* TEXTE DE LA PAGE
▼

Les qualités de cœur

L’auteur accorde autant d’importance aux qualités de coeur ; il prêche la compassion sans réserve, la sympathie aux humbles , la non violence absolue et la clémence en toutes circonstances chez tous les hommes...

La compassion :

Le monde repose sur la compassion, ceux qui en sont démunis sont un fardeau pour la terre

La force suprême est de supporter la faim, elle se classe quand même après celle d’apaiser la faim des autres

La sympathie envers les humbles :

La parole d’un pauvre même si elle est juste et profonde est toujours écartée : « Qu’y a-t-il de plus insupportable que la pauvreté ? c’est encore la pauvreté ».

L’amour de toutes les créatures :

Ceux qui par compassion prennent soin de toutes les créatures de la terre, n’ont rien à craindre pour leur propre vie

Quel que soit l’avantage de tuer un être, c’est un piètre bénéfice aux yeux des gens de bien

La clémence :

Comme la terre supporte celui qui la creuse, il est bon de pardonner à ceux qui médisent de vous

Quand quelqu’un vous blesse, la pensée d’un de ses bienfaits guérit le mal

Il est facile de glaner dans l’œuvre d’autres pensées de la même teneur d’excellence. Elles n’auraient pas suffi pour réunir l’unanimité autour d’elle. Cette unanimité, elle la doit à sa résonance universelle.

Universalité

Tirouvallouvar n’a pas écrit pour son entourage, il avait en vue le monde tout entier. Le mot monde revient souvent dans l’oeuvre, « le monde immense et fertile où se promène l’air », comme il se plaît à le décrire. Ce n’est pas pour autant une œuvre abstraite, elle prend appui sur les réalités du pays, mais les transcende vite. En effet, la philosophie du pays est présente: le destin qui gouverne l’homme, la nécessité de renoncer aux plaisirs et d’appréhender la Réalité pour atteindre la béatitude et échapper au cycle des naissances. Mais les principes de vie énoncés peuvent en être détachés et sont d’application générale.

Celui qui abandonne les mots "moi" et "le mien" sera loué plus que les habitants du ciel

Les rapports familiaux et sociaux prennent l’habillement de l’époque, mais dans le fond ils échappent au temps et au lieu. Il y peu de référence à la flore et à la faune locales, sauf lorsqu’il s’agit de leur emprunter une image qui parle à son public. Par exemple : « Une faute de la dimension d’un grain de millet apparaît comme un fruit de palmier à un homme scrupuleux. » Il est facile de transposer.

▲

* DONNÉES BRUTES
▼

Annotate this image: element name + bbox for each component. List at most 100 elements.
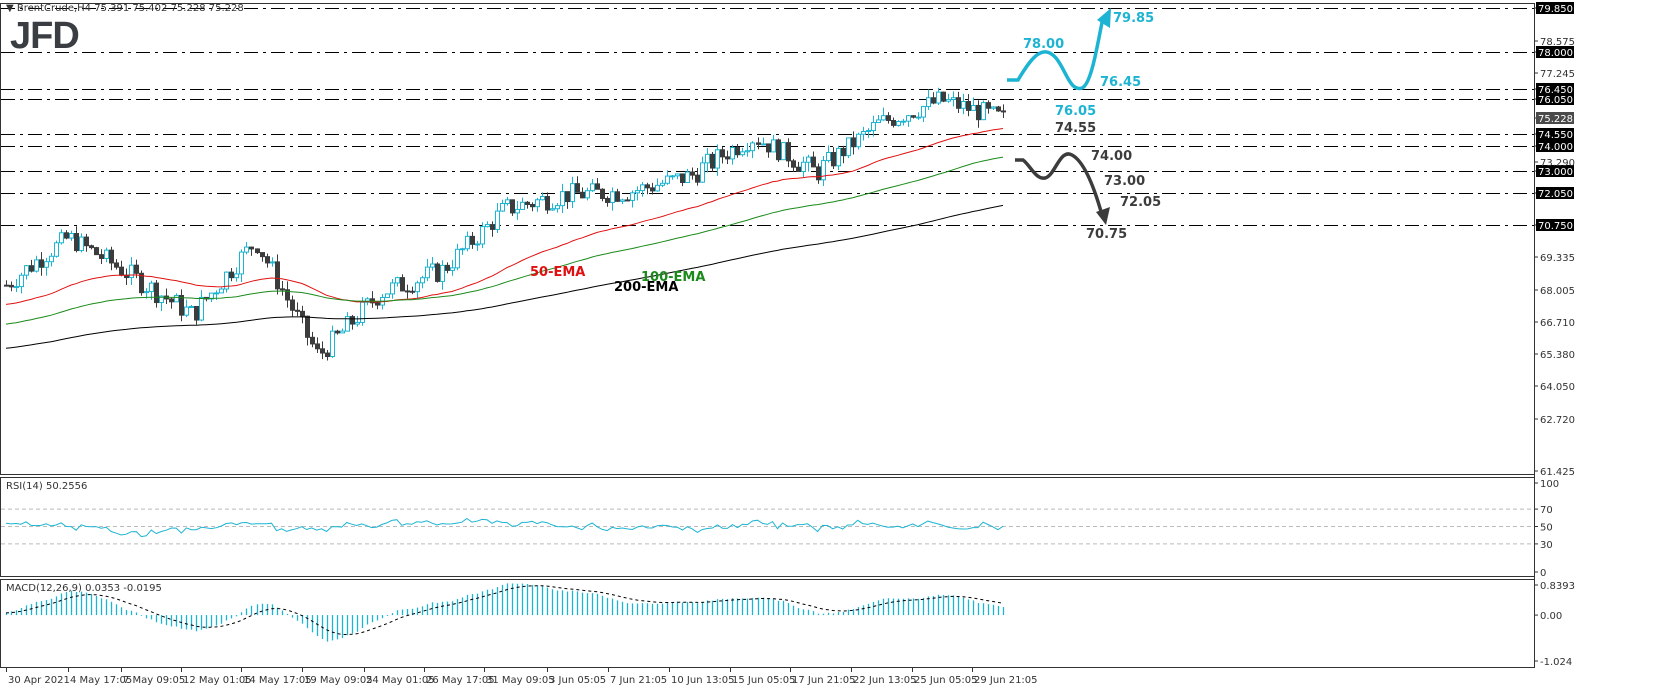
price-tick-73.290: 73.290 — [1540, 158, 1575, 169]
candle-body — [325, 352, 330, 358]
candle-body — [856, 133, 861, 148]
candle-body — [460, 248, 465, 251]
macd-tick-0.8393: 0.8393 — [1540, 581, 1575, 592]
price-label-74.000: 74.000 — [1538, 142, 1573, 153]
candle-body — [966, 101, 971, 111]
candle-body — [270, 261, 275, 264]
candle-body — [715, 149, 720, 169]
price-label-bg — [1536, 165, 1574, 177]
candle-body — [104, 249, 109, 259]
candle-body — [740, 151, 745, 156]
candle-body — [766, 143, 771, 153]
candle-body — [295, 309, 300, 312]
candle-body — [565, 191, 570, 203]
candle-body — [851, 137, 856, 148]
candle-body — [660, 182, 665, 186]
candle-body — [700, 162, 705, 183]
price-tick-66.710: 66.710 — [1540, 318, 1575, 329]
candle-body — [260, 252, 265, 258]
macd-tick-0.00: 0.00 — [1540, 611, 1562, 622]
macd-panel-border — [0, 579, 1535, 668]
candle-body — [49, 255, 54, 263]
bull-label-76-05: 76.05 — [1055, 104, 1096, 119]
candle-body — [485, 224, 490, 228]
ema200-label: 200-EMA — [614, 280, 678, 295]
candle-body — [745, 150, 750, 153]
candle-body — [520, 201, 525, 210]
collapse-triangle-icon[interactable]: ▼ — [6, 3, 14, 14]
candle-body — [44, 261, 49, 268]
candle-body — [801, 161, 806, 173]
candle-body — [99, 254, 104, 259]
time-label: 15 Jun 05:05 — [732, 675, 796, 686]
price-label-79.850: 79.850 — [1538, 4, 1573, 15]
candle-body — [956, 97, 961, 109]
candle-body — [831, 151, 836, 167]
candle-body — [560, 191, 565, 207]
candle-body — [465, 235, 470, 250]
candle-body — [620, 199, 625, 202]
candle-body — [605, 197, 610, 203]
candle-body — [275, 261, 280, 290]
candle-body — [821, 160, 826, 181]
time-label: 3 Jun 05:05 — [549, 675, 606, 686]
candle-body — [750, 142, 755, 152]
candle-body — [916, 116, 921, 119]
candle-body — [921, 106, 926, 118]
candle-body — [756, 142, 761, 145]
price-label-bg — [1536, 219, 1574, 231]
price-label-78.000: 78.000 — [1538, 48, 1573, 59]
candle-body — [680, 173, 685, 183]
macd-title: MACD(12,26,9) 0.0353 -0.0195 — [6, 583, 162, 594]
candle-body — [315, 343, 320, 350]
bear-label-74-55: 74.55 — [1055, 121, 1096, 136]
candle-body — [906, 115, 911, 122]
candle-body — [540, 196, 545, 201]
time-label: 19 May 09:05 — [304, 675, 373, 686]
candle-body — [665, 175, 670, 184]
candle-body — [926, 97, 931, 108]
candle-body — [420, 277, 425, 284]
rsi-tick-30: 30 — [1540, 540, 1553, 551]
candle-body — [580, 191, 585, 199]
candle-body — [9, 284, 14, 288]
candle-body — [209, 292, 214, 300]
time-label: 30 Apr 2021 — [8, 675, 70, 686]
candle-body — [405, 290, 410, 293]
candle-body — [94, 247, 99, 256]
candle-body — [395, 277, 400, 284]
candle-body — [630, 192, 635, 201]
rsi-tick-70: 70 — [1540, 505, 1553, 516]
candle-body — [285, 289, 290, 301]
candle-body — [530, 203, 535, 208]
candle-body — [59, 232, 64, 244]
candle-body — [931, 97, 936, 104]
time-label: 7 May 09:05 — [123, 675, 185, 686]
candle-body — [400, 277, 405, 292]
candle-body — [685, 171, 690, 183]
candle-body — [139, 272, 144, 294]
candle-body — [1001, 110, 1006, 113]
candle-body — [340, 330, 345, 334]
candle-body — [475, 243, 480, 246]
bullish-path — [1007, 17, 1105, 91]
candle-body — [290, 299, 295, 311]
candle-body — [505, 199, 510, 205]
candle-body — [430, 263, 435, 268]
candle-body — [886, 115, 891, 121]
bear-label-72-05: 72.05 — [1120, 195, 1161, 210]
price-label-70.750: 70.750 — [1538, 221, 1573, 232]
time-label: 22 Jun 13:05 — [853, 675, 917, 686]
candle-body — [640, 184, 645, 192]
candle-body — [445, 264, 450, 271]
bullish-scenario — [1007, 8, 1111, 91]
candle-body — [695, 174, 700, 183]
candle-body — [355, 321, 360, 325]
candle-body — [961, 101, 966, 109]
price-label-bg — [1536, 140, 1574, 152]
candle-body — [385, 293, 390, 298]
candle-body — [550, 208, 555, 211]
candle-body — [390, 282, 395, 295]
candle-body — [134, 264, 139, 274]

▲

* CONSIGNES
1. Dans la partie « Les qualités de cœur » du texte de la page, quels intitulés introduisent les pensées citées ? Donnez-les tous, dans l'ordre.
2. Recopiez le passage du texte de la page qui commence par les mots contenant « Quel que soit » et se termine par « sa résonance universelle. ».
3. D'après le texte de la page, qu'est-ce qui guérit le mal quand quelqu'un vous blesse ?

* RÉPONSES
1. La compassion ; la sympathie envers les humbles ; l'amour de toutes les créatures ; la clémence.

2.
Quel que soit l’avantage de tuer un être, c’est un piètre bénéfice aux yeux des gens de bien

La clémence :

Comme la terre supporte celui qui la creuse, il est bon de pardonner à ceux qui médisent de vous

Quand quelqu’un vous blesse, la pensée d’un de ses bienfaits guérit le mal

Il est facile de glaner dans l’œuvre d’autres pensées de la même teneur d’excellence. Elles n’auraient pas suffi pour réunir l’unanimité autour d’elle. Cette unanimité, elle la doit à sa résonance universelle.

3. La pensée d'un de ses bienfaits.